::: Working data :::
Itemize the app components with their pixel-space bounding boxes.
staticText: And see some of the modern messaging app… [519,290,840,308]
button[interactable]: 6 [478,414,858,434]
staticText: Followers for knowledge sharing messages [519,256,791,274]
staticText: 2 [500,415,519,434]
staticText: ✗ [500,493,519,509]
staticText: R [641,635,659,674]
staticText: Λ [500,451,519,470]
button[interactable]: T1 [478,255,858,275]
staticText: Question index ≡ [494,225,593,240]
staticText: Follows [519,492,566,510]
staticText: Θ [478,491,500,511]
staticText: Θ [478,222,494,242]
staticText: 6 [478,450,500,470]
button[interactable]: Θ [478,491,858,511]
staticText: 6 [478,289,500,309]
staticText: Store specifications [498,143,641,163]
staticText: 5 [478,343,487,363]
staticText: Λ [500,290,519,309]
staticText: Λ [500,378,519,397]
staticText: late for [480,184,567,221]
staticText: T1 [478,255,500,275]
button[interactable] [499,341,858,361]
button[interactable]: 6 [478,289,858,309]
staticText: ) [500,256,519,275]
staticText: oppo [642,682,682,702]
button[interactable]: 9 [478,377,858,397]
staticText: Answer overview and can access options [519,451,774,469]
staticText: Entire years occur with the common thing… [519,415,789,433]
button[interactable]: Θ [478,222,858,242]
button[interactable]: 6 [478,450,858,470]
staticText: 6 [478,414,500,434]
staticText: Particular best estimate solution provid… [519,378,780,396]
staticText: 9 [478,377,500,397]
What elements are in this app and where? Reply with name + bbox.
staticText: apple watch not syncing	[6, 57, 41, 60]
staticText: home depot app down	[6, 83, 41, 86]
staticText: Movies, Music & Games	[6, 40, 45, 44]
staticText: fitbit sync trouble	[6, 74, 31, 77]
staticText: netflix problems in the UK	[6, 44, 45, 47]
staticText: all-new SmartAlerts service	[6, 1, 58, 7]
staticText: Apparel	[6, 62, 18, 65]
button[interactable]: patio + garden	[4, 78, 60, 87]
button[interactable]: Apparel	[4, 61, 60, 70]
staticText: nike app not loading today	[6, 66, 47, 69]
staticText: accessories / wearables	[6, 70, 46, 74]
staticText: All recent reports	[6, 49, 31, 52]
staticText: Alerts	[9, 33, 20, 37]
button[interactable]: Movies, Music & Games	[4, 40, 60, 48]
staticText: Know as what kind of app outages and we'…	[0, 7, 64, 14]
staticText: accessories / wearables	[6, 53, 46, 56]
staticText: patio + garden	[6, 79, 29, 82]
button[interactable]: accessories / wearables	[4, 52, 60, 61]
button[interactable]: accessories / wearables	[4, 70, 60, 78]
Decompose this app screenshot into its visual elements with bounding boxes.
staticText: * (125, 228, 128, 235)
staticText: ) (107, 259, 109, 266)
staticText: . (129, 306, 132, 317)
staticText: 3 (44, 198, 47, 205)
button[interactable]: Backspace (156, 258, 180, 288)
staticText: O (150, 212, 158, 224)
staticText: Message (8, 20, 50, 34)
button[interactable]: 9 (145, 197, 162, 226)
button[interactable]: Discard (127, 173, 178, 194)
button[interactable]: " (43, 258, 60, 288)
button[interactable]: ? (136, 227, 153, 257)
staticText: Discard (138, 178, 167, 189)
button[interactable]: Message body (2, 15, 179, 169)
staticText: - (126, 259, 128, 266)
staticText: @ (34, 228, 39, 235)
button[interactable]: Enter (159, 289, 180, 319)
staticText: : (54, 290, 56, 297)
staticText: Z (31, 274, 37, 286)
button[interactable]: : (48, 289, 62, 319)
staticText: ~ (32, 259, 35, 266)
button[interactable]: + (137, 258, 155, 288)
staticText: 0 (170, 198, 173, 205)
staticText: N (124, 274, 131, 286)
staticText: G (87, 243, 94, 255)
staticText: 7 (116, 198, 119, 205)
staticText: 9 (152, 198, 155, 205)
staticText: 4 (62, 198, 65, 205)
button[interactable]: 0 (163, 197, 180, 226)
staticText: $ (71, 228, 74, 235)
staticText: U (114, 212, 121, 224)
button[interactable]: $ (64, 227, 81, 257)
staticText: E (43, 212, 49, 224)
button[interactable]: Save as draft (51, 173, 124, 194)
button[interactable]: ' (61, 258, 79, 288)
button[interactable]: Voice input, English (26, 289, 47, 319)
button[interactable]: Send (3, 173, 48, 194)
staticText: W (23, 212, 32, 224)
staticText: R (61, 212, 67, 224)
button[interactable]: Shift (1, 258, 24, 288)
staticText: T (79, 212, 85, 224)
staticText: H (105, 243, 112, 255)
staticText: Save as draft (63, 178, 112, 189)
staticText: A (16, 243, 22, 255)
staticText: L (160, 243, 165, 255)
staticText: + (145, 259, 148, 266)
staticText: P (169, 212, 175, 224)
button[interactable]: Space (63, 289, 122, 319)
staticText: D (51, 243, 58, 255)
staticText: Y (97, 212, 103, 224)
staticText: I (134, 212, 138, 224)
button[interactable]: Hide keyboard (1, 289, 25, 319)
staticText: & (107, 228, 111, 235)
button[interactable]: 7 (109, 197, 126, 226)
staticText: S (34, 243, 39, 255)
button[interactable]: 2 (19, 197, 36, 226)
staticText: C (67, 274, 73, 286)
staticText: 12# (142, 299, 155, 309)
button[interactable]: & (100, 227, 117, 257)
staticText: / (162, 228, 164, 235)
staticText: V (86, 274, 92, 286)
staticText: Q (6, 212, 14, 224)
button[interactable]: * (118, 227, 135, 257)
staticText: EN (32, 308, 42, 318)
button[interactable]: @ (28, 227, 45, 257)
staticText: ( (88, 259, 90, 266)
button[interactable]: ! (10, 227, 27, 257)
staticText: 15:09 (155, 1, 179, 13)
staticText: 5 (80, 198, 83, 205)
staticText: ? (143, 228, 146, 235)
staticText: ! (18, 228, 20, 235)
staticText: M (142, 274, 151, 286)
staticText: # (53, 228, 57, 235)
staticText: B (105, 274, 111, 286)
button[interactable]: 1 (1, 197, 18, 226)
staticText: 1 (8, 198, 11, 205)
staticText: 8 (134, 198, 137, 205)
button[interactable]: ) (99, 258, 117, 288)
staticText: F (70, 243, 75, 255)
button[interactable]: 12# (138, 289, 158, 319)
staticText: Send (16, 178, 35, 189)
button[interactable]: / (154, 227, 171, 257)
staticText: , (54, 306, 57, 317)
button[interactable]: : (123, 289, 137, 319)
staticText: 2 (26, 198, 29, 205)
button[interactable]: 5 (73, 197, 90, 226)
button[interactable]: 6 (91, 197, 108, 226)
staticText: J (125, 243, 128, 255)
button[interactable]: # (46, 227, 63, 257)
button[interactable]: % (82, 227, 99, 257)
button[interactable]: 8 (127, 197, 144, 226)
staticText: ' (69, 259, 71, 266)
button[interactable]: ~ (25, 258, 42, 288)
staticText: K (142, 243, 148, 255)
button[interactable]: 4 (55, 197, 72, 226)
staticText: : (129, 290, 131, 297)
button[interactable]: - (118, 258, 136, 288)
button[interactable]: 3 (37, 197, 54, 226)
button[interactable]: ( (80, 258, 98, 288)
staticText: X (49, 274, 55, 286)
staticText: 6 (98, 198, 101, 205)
:::
Copy the whole listing above line for line, keeping every character and number unchanged.

→ Right answer:
Itemize the app components with their pixel-space bounding boxes.
staticText: And see some of the modern messaging app… [519,290,840,308]
button[interactable]: 6 [478,414,858,434]
staticText: Followers for knowledge sharing messages [519,256,791,274]
staticText: 2 [500,415,519,434]
staticText: ✗ [500,493,519,509]
staticText: R [641,635,659,674]
staticText: Λ [500,451,519,470]
button[interactable]: T1 [478,255,858,275]
staticText: Question index ≡ [494,225,593,240]
staticText: Follows [519,492,566,510]
staticText: Θ [478,491,500,511]
staticText: Θ [478,222,494,242]
staticText: 6 [478,450,500,470]
button[interactable]: Θ [478,491,858,511]
staticText: 6 [478,289,500,309]
staticText: Store specifications [498,143,641,163]
staticText: 5 [478,343,487,363]
staticText: Λ [500,290,519,309]
staticText: Λ [500,378,519,397]
staticText: late for [480,184,567,221]
staticText: T1 [478,255,500,275]
button[interactable] [499,341,858,361]
button[interactable]: 6 [478,289,858,309]
staticText: ) [500,256,519,275]
staticText: oppo [642,682,682,702]
button[interactable]: 9 [478,377,858,397]
staticText: Answer overview and can access options [519,451,774,469]
staticText: Entire years occur with the common thing… [519,415,789,433]
button[interactable]: Θ [478,222,858,242]
button[interactable]: 6 [478,450,858,470]
staticText: 6 [478,414,500,434]
staticText: Particular best estimate solution provid… [519,378,780,396]
staticText: 9 [478,377,500,397]
What elements are in this app and where? Reply with name + bbox.
staticText: apple watch not syncing	[6, 57, 41, 60]
staticText: home depot app down	[6, 83, 41, 86]
staticText: Movies, Music & Games	[6, 40, 45, 44]
staticText: fitbit sync trouble	[6, 74, 31, 77]
staticText: netflix problems in the UK	[6, 44, 45, 47]
staticText: all-new SmartAlerts service	[6, 1, 58, 7]
staticText: Apparel	[6, 62, 18, 65]
button[interactable]: patio + garden	[4, 78, 60, 87]
button[interactable]: Apparel	[4, 61, 60, 70]
staticText: nike app not loading today	[6, 66, 47, 69]
staticText: accessories / wearables	[6, 70, 46, 74]
staticText: All recent reports	[6, 49, 31, 52]
staticText: Alerts	[9, 33, 20, 37]
button[interactable]: Movies, Music & Games	[4, 40, 60, 48]
staticText: Know as what kind of app outages and we'…	[0, 7, 64, 14]
staticText: accessories / wearables	[6, 53, 46, 56]
staticText: patio + garden	[6, 79, 29, 82]
button[interactable]: accessories / wearables	[4, 52, 60, 61]
button[interactable]: accessories / wearables	[4, 70, 60, 78]
Decompose this app screenshot into its visual elements with bounding boxes.
staticText: * (125, 228, 128, 235)
staticText: ) (107, 259, 109, 266)
staticText: . (129, 306, 132, 317)
staticText: 3 (44, 198, 47, 205)
button[interactable]: Backspace (156, 258, 180, 288)
staticText: O (150, 212, 158, 224)
staticText: Message (8, 20, 50, 34)
button[interactable]: 9 (145, 197, 162, 226)
button[interactable]: Discard (127, 173, 178, 194)
button[interactable]: " (43, 258, 60, 288)
button[interactable]: ? (136, 227, 153, 257)
staticText: Discard (138, 178, 167, 189)
button[interactable]: Message body (2, 15, 179, 169)
staticText: - (126, 259, 128, 266)
staticText: @ (34, 228, 39, 235)
button[interactable]: Enter (159, 289, 180, 319)
staticText: : (54, 290, 56, 297)
staticText: Z (31, 274, 37, 286)
button[interactable]: : (48, 289, 62, 319)
staticText: ~ (32, 259, 35, 266)
button[interactable]: + (137, 258, 155, 288)
staticText: 0 (170, 198, 173, 205)
staticText: N (124, 274, 131, 286)
staticText: G (87, 243, 94, 255)
staticText: 7 (116, 198, 119, 205)
staticText: 9 (152, 198, 155, 205)
staticText: 4 (62, 198, 65, 205)
button[interactable]: 0 (163, 197, 180, 226)
staticText: $ (71, 228, 74, 235)
staticText: U (114, 212, 121, 224)
button[interactable]: $ (64, 227, 81, 257)
staticText: E (43, 212, 49, 224)
button[interactable]: Save as draft (51, 173, 124, 194)
button[interactable]: ' (61, 258, 79, 288)
button[interactable]: Voice input, English (26, 289, 47, 319)
button[interactable]: Send (3, 173, 48, 194)
staticText: W (23, 212, 32, 224)
staticText: R (61, 212, 67, 224)
button[interactable]: Shift (1, 258, 24, 288)
staticText: T (79, 212, 85, 224)
staticText: H (105, 243, 112, 255)
staticText: Save as draft (63, 178, 112, 189)
staticText: A (16, 243, 22, 255)
staticText: L (160, 243, 165, 255)
staticText: + (145, 259, 148, 266)
staticText: P (169, 212, 175, 224)
button[interactable]: Space (63, 289, 122, 319)
staticText: D (51, 243, 58, 255)
staticText: Y (97, 212, 103, 224)
staticText: I (134, 212, 138, 224)
button[interactable]: Hide keyboard (1, 289, 25, 319)
staticText: & (107, 228, 111, 235)
button[interactable]: 7 (109, 197, 126, 226)
staticText: S (34, 243, 39, 255)
button[interactable]: 2 (19, 197, 36, 226)
staticText: C (67, 274, 73, 286)
staticText: 12# (142, 299, 155, 309)
button[interactable]: & (100, 227, 117, 257)
staticText: / (162, 228, 164, 235)
staticText: V (86, 274, 92, 286)
staticText: Q (6, 212, 14, 224)
button[interactable]: * (118, 227, 135, 257)
staticText: EN (32, 308, 42, 318)
button[interactable]: @ (28, 227, 45, 257)
staticText: ( (88, 259, 90, 266)
button[interactable]: ! (10, 227, 27, 257)
staticText: 15:09 (155, 1, 179, 13)
staticText: 5 (80, 198, 83, 205)
staticText: ? (143, 228, 146, 235)
staticText: ! (18, 228, 20, 235)
staticText: M (142, 274, 151, 286)
staticText: # (53, 228, 57, 235)
staticText: B (105, 274, 111, 286)
button[interactable]: 1 (1, 197, 18, 226)
staticText: 1 (8, 198, 11, 205)
staticText: 8 (134, 198, 137, 205)
button[interactable]: ) (99, 258, 117, 288)
staticText: F (70, 243, 75, 255)
button[interactable]: 12# (138, 289, 158, 319)
staticText: Send (16, 178, 35, 189)
button[interactable]: / (154, 227, 171, 257)
staticText: , (54, 306, 57, 317)
button[interactable]: : (123, 289, 137, 319)
staticText: 2 (26, 198, 29, 205)
button[interactable]: 5 (73, 197, 90, 226)
button[interactable]: 6 (91, 197, 108, 226)
staticText: J (125, 243, 128, 255)
button[interactable]: # (46, 227, 63, 257)
button[interactable]: % (82, 227, 99, 257)
button[interactable]: 8 (127, 197, 144, 226)
staticText: ' (69, 259, 71, 266)
button[interactable]: ~ (25, 258, 42, 288)
staticText: K (142, 243, 148, 255)
button[interactable]: 4 (55, 197, 72, 226)
staticText: : (129, 290, 131, 297)
button[interactable]: - (118, 258, 136, 288)
button[interactable]: 3 (37, 197, 54, 226)
button[interactable]: ( (80, 258, 98, 288)
staticText: X (49, 274, 55, 286)
staticText: 6 (98, 198, 101, 205)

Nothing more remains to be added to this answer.